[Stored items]

§

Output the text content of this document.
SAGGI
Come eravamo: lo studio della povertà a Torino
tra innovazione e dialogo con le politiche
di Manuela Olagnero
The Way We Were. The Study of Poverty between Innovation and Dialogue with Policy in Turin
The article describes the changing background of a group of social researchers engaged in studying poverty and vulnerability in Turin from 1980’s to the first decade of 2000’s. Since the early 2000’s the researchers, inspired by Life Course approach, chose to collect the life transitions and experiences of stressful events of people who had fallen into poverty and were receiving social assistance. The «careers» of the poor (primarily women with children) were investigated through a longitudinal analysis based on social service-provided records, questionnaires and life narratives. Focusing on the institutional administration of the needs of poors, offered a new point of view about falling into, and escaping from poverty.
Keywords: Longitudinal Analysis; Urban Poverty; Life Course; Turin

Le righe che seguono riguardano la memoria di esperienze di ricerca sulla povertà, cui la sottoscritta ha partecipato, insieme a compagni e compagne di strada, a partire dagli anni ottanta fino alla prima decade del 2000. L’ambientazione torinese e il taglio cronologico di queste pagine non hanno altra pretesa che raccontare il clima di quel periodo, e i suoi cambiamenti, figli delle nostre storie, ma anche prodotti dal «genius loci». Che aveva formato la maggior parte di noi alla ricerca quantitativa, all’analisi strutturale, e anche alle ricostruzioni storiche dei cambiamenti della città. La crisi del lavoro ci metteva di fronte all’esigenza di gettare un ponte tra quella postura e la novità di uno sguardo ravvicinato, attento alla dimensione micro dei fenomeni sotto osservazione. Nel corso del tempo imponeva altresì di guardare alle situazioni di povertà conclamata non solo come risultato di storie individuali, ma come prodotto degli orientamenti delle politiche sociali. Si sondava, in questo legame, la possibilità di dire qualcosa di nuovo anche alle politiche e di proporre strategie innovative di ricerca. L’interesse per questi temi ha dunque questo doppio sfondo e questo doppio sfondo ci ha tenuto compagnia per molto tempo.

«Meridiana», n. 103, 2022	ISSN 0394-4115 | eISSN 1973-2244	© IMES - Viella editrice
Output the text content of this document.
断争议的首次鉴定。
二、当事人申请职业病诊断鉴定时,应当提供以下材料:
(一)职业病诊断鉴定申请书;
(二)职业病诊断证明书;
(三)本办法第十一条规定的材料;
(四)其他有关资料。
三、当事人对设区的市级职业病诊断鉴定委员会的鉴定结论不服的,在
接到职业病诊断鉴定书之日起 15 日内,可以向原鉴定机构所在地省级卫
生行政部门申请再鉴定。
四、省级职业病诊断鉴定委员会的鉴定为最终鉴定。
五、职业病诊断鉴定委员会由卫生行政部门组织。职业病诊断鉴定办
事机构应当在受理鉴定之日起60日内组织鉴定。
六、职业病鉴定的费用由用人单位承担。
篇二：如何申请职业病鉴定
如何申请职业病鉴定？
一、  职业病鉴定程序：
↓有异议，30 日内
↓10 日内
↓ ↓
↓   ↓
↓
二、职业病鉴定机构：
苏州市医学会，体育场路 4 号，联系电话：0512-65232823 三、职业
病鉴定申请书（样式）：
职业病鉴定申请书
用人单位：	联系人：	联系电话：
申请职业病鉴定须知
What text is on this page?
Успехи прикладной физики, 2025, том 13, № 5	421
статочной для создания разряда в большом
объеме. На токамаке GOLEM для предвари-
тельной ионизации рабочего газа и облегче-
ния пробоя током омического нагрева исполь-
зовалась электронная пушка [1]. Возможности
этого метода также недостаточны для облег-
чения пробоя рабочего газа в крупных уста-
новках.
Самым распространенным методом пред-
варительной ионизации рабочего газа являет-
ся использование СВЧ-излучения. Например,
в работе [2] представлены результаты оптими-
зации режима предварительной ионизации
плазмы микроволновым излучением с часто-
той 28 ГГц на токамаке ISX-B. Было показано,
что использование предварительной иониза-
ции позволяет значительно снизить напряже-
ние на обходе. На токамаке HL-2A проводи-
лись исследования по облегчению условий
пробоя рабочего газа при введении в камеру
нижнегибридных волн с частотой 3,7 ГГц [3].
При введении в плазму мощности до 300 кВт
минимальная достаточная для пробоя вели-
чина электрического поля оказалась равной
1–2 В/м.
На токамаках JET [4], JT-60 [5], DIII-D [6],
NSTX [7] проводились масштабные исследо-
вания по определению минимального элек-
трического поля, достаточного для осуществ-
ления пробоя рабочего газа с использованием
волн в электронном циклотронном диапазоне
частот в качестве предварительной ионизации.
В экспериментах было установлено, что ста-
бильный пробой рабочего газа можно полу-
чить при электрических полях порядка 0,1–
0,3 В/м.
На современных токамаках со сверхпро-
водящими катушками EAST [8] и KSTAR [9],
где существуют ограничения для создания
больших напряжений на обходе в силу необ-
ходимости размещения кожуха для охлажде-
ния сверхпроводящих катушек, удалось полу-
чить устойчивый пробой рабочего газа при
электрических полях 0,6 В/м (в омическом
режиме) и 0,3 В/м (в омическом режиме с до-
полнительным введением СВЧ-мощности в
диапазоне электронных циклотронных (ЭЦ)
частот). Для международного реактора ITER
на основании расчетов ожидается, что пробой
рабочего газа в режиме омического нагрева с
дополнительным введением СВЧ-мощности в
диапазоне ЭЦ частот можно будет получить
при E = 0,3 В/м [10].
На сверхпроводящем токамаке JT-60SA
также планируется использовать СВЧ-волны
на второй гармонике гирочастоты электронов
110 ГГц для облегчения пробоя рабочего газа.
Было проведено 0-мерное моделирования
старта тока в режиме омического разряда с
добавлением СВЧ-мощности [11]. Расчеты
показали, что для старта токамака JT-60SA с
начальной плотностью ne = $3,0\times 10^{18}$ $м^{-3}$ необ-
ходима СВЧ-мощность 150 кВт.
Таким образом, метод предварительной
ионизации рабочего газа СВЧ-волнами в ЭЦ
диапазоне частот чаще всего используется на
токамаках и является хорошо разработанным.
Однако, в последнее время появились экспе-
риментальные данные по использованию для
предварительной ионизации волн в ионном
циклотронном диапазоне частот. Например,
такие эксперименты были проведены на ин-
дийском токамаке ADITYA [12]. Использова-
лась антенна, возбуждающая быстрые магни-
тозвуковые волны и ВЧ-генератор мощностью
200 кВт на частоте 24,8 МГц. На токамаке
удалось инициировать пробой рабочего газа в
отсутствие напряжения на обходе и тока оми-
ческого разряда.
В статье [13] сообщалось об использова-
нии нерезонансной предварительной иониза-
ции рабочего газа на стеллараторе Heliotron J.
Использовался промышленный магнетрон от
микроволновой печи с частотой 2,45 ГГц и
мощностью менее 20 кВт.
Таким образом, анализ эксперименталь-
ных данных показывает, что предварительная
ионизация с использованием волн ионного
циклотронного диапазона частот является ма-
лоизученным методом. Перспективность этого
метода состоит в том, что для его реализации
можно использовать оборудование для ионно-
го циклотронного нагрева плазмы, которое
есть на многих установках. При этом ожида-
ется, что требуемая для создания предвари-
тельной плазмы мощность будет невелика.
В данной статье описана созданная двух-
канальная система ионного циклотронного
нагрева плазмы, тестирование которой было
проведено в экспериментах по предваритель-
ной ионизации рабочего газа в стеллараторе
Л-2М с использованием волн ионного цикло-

§

» **YOUR INSTRUCTIONS**
Say how many lines of the listing above contain "также", with no other words.

» **EXERCISE RESULT**
2